▸ Challenge: Write out the data below in full, unchanged, minus the images.

(Some records)
──────────────────────────────
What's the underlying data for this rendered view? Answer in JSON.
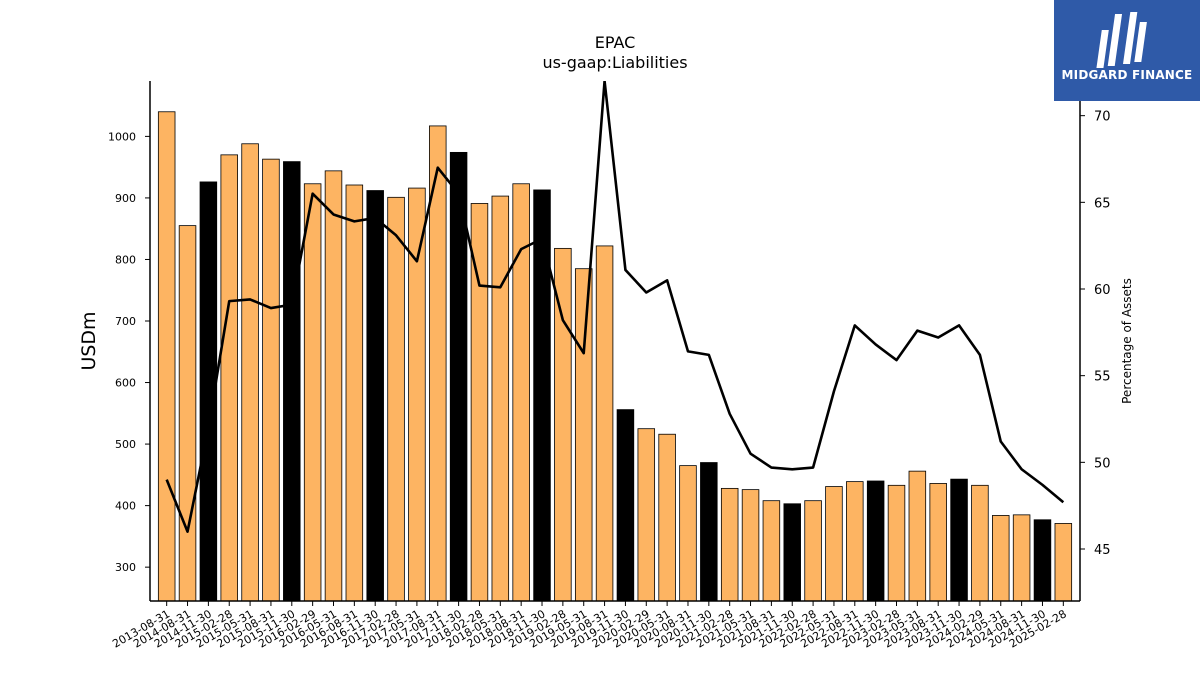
{
  "brand": {
    "name": "MIDGARD FINANCE",
    "color": "#2f5aa8"
  },
  "chart_data": {
    "type": "bar",
    "title": "EPAC",
    "subtitle": "us-gaap:Liabilities",
    "ylabel": "USDm",
    "y2label": "Percentage of Assets",
    "ylim": [
      245,
      1090
    ],
    "y2lim": [
      42,
      72
    ],
    "yticks": [
      300,
      400,
      500,
      600,
      700,
      800,
      900,
      1000
    ],
    "y2ticks": [
      45,
      50,
      55,
      60,
      65,
      70
    ],
    "bar_colors": {
      "default": "#fdb462",
      "highlight": "#000000"
    },
    "line_color": "#000000",
    "categories": [
      "2013-08-31",
      "2014-08-31",
      "2014-11-30",
      "2015-02-28",
      "2015-05-31",
      "2015-08-31",
      "2015-11-30",
      "2016-02-29",
      "2016-05-31",
      "2016-08-31",
      "2016-11-30",
      "2017-02-28",
      "2017-05-31",
      "2017-08-31",
      "2017-11-30",
      "2018-02-28",
      "2018-05-31",
      "2018-08-31",
      "2018-11-30",
      "2019-02-28",
      "2019-05-31",
      "2019-08-31",
      "2019-11-30",
      "2020-02-29",
      "2020-05-31",
      "2020-08-31",
      "2020-11-30",
      "2021-02-28",
      "2021-05-31",
      "2021-08-31",
      "2021-11-30",
      "2022-02-28",
      "2022-05-31",
      "2022-08-31",
      "2022-11-30",
      "2023-02-28",
      "2023-05-31",
      "2023-08-31",
      "2023-11-30",
      "2024-02-29",
      "2024-05-31",
      "2024-08-31",
      "2024-11-30",
      "2025-02-28"
    ],
    "series": [
      {
        "type": "bar",
        "values": [
          1040,
          855,
          926,
          970,
          988,
          963,
          959,
          923,
          944,
          921,
          912,
          901,
          916,
          1017,
          974,
          891,
          903,
          923,
          913,
          818,
          785,
          822,
          556,
          525,
          516,
          465,
          470,
          428,
          426,
          408,
          403,
          408,
          431,
          439,
          440,
          433,
          456,
          436,
          443,
          433,
          384,
          385,
          377,
          371
        ],
        "highlight": [
          false,
          false,
          true,
          false,
          false,
          false,
          true,
          false,
          false,
          false,
          true,
          false,
          false,
          false,
          true,
          false,
          false,
          false,
          true,
          false,
          false,
          false,
          true,
          false,
          false,
          false,
          true,
          false,
          false,
          false,
          true,
          false,
          false,
          false,
          true,
          false,
          false,
          false,
          true,
          false,
          false,
          false,
          true,
          false
        ]
      },
      {
        "type": "line",
        "axis": "right",
        "values": [
          49.0,
          46.0,
          52.0,
          59.3,
          59.4,
          58.9,
          59.1,
          65.5,
          64.3,
          63.9,
          64.1,
          63.1,
          61.6,
          67.0,
          65.5,
          60.2,
          60.1,
          62.3,
          62.9,
          58.2,
          56.3,
          72.0,
          61.1,
          59.8,
          60.5,
          56.4,
          56.2,
          52.8,
          50.5,
          49.7,
          49.6,
          49.7,
          54.1,
          57.9,
          56.8,
          55.9,
          57.6,
          57.2,
          57.9,
          56.2,
          51.2,
          49.6,
          48.7,
          47.7
        ]
      }
    ],
    "grid": false
  }
}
──────────────────────────────
▸ Result of this task:
What's the underlying data for this rendered view? Answer in JSON.
{
  "brand": {
    "name": "MIDGARD FINANCE",
    "color": "#2f5aa8"
  },
  "chart_data": {
    "type": "bar",
    "title": "EPAC",
    "subtitle": "us-gaap:Liabilities",
    "ylabel": "USDm",
    "y2label": "Percentage of Assets",
    "ylim": [
      245,
      1090
    ],
    "y2lim": [
      42,
      72
    ],
    "yticks": [
      300,
      400,
      500,
      600,
      700,
      800,
      900,
      1000
    ],
    "y2ticks": [
      45,
      50,
      55,
      60,
      65,
      70
    ],
    "bar_colors": {
      "default": "#fdb462",
      "highlight": "#000000"
    },
    "line_color": "#000000",
    "categories": [
      "2013-08-31",
      "2014-08-31",
      "2014-11-30",
      "2015-02-28",
      "2015-05-31",
      "2015-08-31",
      "2015-11-30",
      "2016-02-29",
      "2016-05-31",
      "2016-08-31",
      "2016-11-30",
      "2017-02-28",
      "2017-05-31",
      "2017-08-31",
      "2017-11-30",
      "2018-02-28",
      "2018-05-31",
      "2018-08-31",
      "2018-11-30",
      "2019-02-28",
      "2019-05-31",
      "2019-08-31",
      "2019-11-30",
      "2020-02-29",
      "2020-05-31",
      "2020-08-31",
      "2020-11-30",
      "2021-02-28",
      "2021-05-31",
      "2021-08-31",
      "2021-11-30",
      "2022-02-28",
      "2022-05-31",
      "2022-08-31",
      "2022-11-30",
      "2023-02-28",
      "2023-05-31",
      "2023-08-31",
      "2023-11-30",
      "2024-02-29",
      "2024-05-31",
      "2024-08-31",
      "2024-11-30",
      "2025-02-28"
    ],
    "series": [
      {
        "type": "bar",
        "values": [
          1040,
          855,
          926,
          970,
          988,
          963,
          959,
          923,
          944,
          921,
          912,
          901,
          916,
          1017,
          974,
          891,
          903,
          923,
          913,
          818,
          785,
          822,
          556,
          525,
          516,
          465,
          470,
          428,
          426,
          408,
          403,
          408,
          431,
          439,
          440,
          433,
          456,
          436,
          443,
          433,
          384,
          385,
          377,
          371
        ],
        "highlight": [
          false,
          false,
          true,
          false,
          false,
          false,
          true,
          false,
          false,
          false,
          true,
          false,
          false,
          false,
          true,
          false,
          false,
          false,
          true,
          false,
          false,
          false,
          true,
          false,
          false,
          false,
          true,
          false,
          false,
          false,
          true,
          false,
          false,
          false,
          true,
          false,
          false,
          false,
          true,
          false,
          false,
          false,
          true,
          false
        ]
      },
      {
        "type": "line",
        "axis": "right",
        "values": [
          49.0,
          46.0,
          52.0,
          59.3,
          59.4,
          58.9,
          59.1,
          65.5,
          64.3,
          63.9,
          64.1,
          63.1,
          61.6,
          67.0,
          65.5,
          60.2,
          60.1,
          62.3,
          62.9,
          58.2,
          56.3,
          72.0,
          61.1,
          59.8,
          60.5,
          56.4,
          56.2,
          52.8,
          50.5,
          49.7,
          49.6,
          49.7,
          54.1,
          57.9,
          56.8,
          55.9,
          57.6,
          57.2,
          57.9,
          56.2,
          51.2,
          49.6,
          48.7,
          47.7
        ]
      }
    ],
    "grid": false
  }
}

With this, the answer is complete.